**DATASET RECORDS:**

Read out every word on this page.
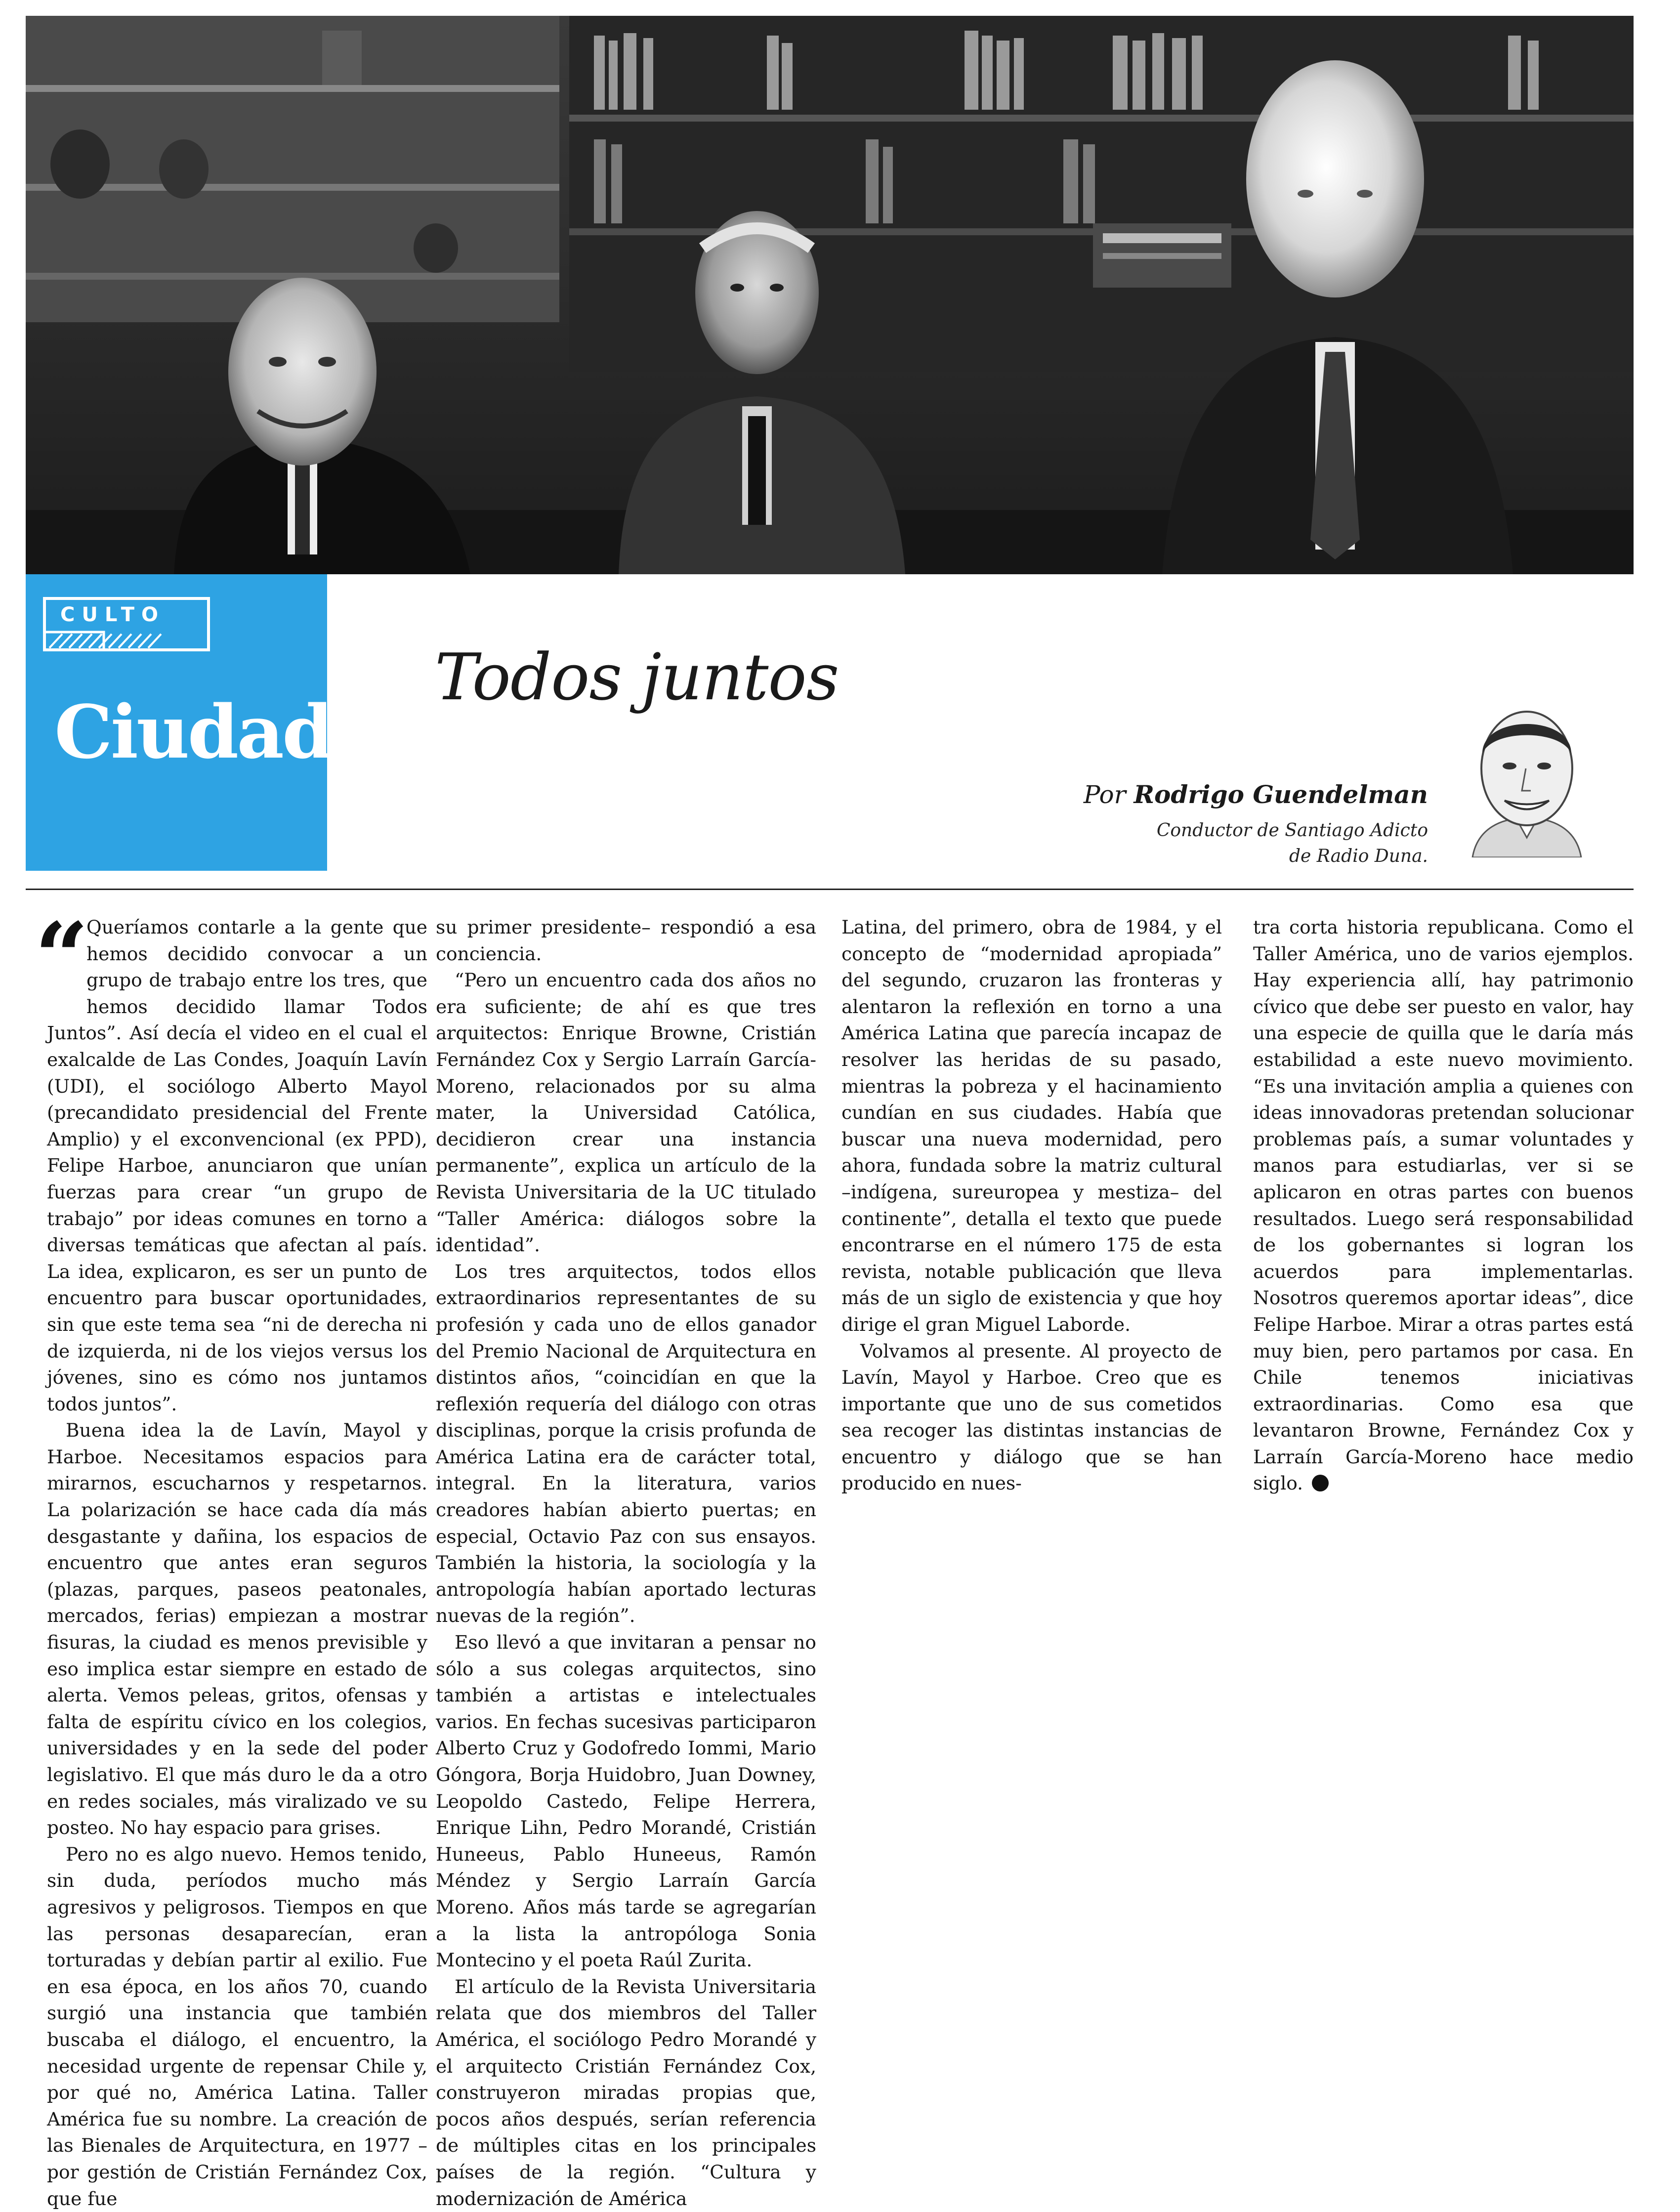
CULTO
Ciudad
Todos juntos
Por Rodrigo Guendelman
Conductor de Santiago Adicto
de Radio Duna.
“

Queríamos contarle a la gente que hemos decidido convocar a un grupo de trabajo entre los tres, que hemos decidido llamar Todos Juntos”. Así decía el video en el cual el exalcalde de Las Condes, Joaquín Lavín (UDI), el sociólogo Alberto Mayol (precandidato presidencial del Frente Amplio) y el exconvencional (ex PPD), Felipe Harboe, anunciaron que unían fuerzas para crear “un grupo de trabajo” por ideas comunes en torno a diversas temáticas que afectan al país. La idea, explicaron, es ser un punto de encuentro para buscar oportunidades, sin que este tema sea “ni de derecha ni de izquierda, ni de los viejos versus los jóvenes, sino es cómo nos juntamos todos juntos”.

Buena idea la de Lavín, Mayol y Harboe. Necesitamos espacios para mirarnos, escucharnos y respetarnos. La polarización se hace cada día más desgastante y dañina, los espacios de encuentro que antes eran seguros (plazas, parques, paseos peatonales, mercados, ferias) empiezan a mostrar fisuras, la ciudad es menos previsible y eso implica estar siempre en estado de alerta. Vemos peleas, gritos, ofensas y falta de espíritu cívico en los colegios, universidades y en la sede del poder legislativo. El que más duro le da a otro en redes sociales, más viralizado ve su posteo. No hay espacio para grises.

Pero no es algo nuevo. Hemos tenido, sin duda, períodos mucho más agresivos y peligrosos. Tiempos en que las personas desaparecían, eran torturadas y debían partir al exilio. Fue en esa época, en los años 70, cuando surgió una instancia que también buscaba el diálogo, el encuentro, la necesidad urgente de repensar Chile y, por qué no, América Latina. Taller América fue su nombre. La creación de las Bienales de Arquitectura, en 1977 –por gestión de Cristián Fernández Cox, que fue

su primer presidente– respondió a esa conciencia.

“Pero un encuentro cada dos años no era suficiente; de ahí es que tres arquitectos: Enrique Browne, Cristián Fernández Cox y Sergio Larraín García-Moreno, relacionados por su alma mater, la Universidad Católica, decidieron crear una instancia permanente”, explica un artículo de la Revista Universitaria de la UC titulado “Taller América: diálogos sobre la identidad”.

Los tres arquitectos, todos ellos extraordinarios representantes de su profesión y cada uno de ellos ganador del Premio Nacional de Arquitectura en distintos años, “coincidían en que la reflexión requería del diálogo con otras disciplinas, porque la crisis profunda de América Latina era de carácter total, integral. En la literatura, varios creadores habían abierto puertas; en especial, Octavio Paz con sus ensayos. También la historia, la sociología y la antropología habían aportado lecturas nuevas de la región”.

Eso llevó a que invitaran a pensar no sólo a sus colegas arquitectos, sino también a artistas e intelectuales varios. En fechas sucesivas participaron Alberto Cruz y Godofredo Iommi, Mario Góngora, Borja Huidobro, Juan Downey, Leopoldo Castedo, Felipe Herrera, Enrique Lihn, Pedro Morandé, Cristián Huneeus, Pablo Huneeus, Ramón Méndez y Sergio Larraín García Moreno. Años más tarde se agregarían a la lista la antropóloga Sonia Montecino y el poeta Raúl Zurita.

El artículo de la Revista Universitaria relata que dos miembros del Taller América, el sociólogo Pedro Morandé y el arquitecto Cristián Fernández Cox, construyeron miradas propias que, pocos años después, serían referencia de múltiples citas en los principales países de la región. “Cultura y modernización de América

Latina, del primero, obra de 1984, y el concepto de “modernidad apropiada” del segundo, cruzaron las fronteras y alentaron la reflexión en torno a una América Latina que parecía incapaz de resolver las heridas de su pasado, mientras la pobreza y el hacinamiento cundían en sus ciudades. Había que buscar una nueva modernidad, pero ahora, fundada sobre la matriz cultural –indígena, sureuropea y mestiza– del continente”, detalla el texto que puede encontrarse en el número 175 de esta revista, notable publicación que lleva más de un siglo de existencia y que hoy dirige el gran Miguel Laborde.

Volvamos al presente. Al proyecto de Lavín, Mayol y Harboe. Creo que es importante que uno de sus cometidos sea recoger las distintas instancias de encuentro y diálogo que se han producido en nues-

tra corta historia republicana. Como el Taller América, uno de varios ejemplos. Hay experiencia allí, hay patrimonio cívico que debe ser puesto en valor, hay una especie de quilla que le daría más estabilidad a este nuevo movimiento. “Es una invitación amplia a quienes con ideas innovadoras pretendan solucionar problemas país, a sumar voluntades y manos para estudiarlas, ver si se aplicaron en otras partes con buenos resultados. Luego será responsabilidad de los gobernantes si logran los acuerdos para implementarlas. Nosotros queremos aportar ideas”, dice Felipe Harboe. Mirar a otras partes está muy bien, pero partamos por casa. En Chile tenemos iniciativas extraordinarias. Como esa que levantaron Browne, Fernández Cox y Larraín García-Moreno hace medio siglo.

**TASK ITEM:**
What lines of the material contain "Pedro"? Show them.

**SOLUTION TO THE EXERCISE:**
Eso llevó a que invitaran a pensar no sólo a sus colegas arquitectos, sino también a artistas e intelectuales varios. En fechas sucesivas participaron Alberto Cruz y Godofredo Iommi, Mario Góngora, Borja Huidobro, Juan Downey, Leopoldo Castedo, Felipe Herrera, Enrique Lihn, Pedro Morandé, Cristián Huneeus, Pablo Huneeus, Ramón Méndez y Sergio Larraín García Moreno. Años más tarde se agregarían a la lista la antropóloga Sonia Montecino y el poeta Raúl Zurita.
El artículo de la Revista Universitaria relata que dos miembros del Taller América, el sociólogo Pedro Morandé y el arquitecto Cristián Fernández Cox, construyeron miradas propias que, pocos años después, serían referencia de múltiples citas en los principales países de la región. “Cultura y modernización de América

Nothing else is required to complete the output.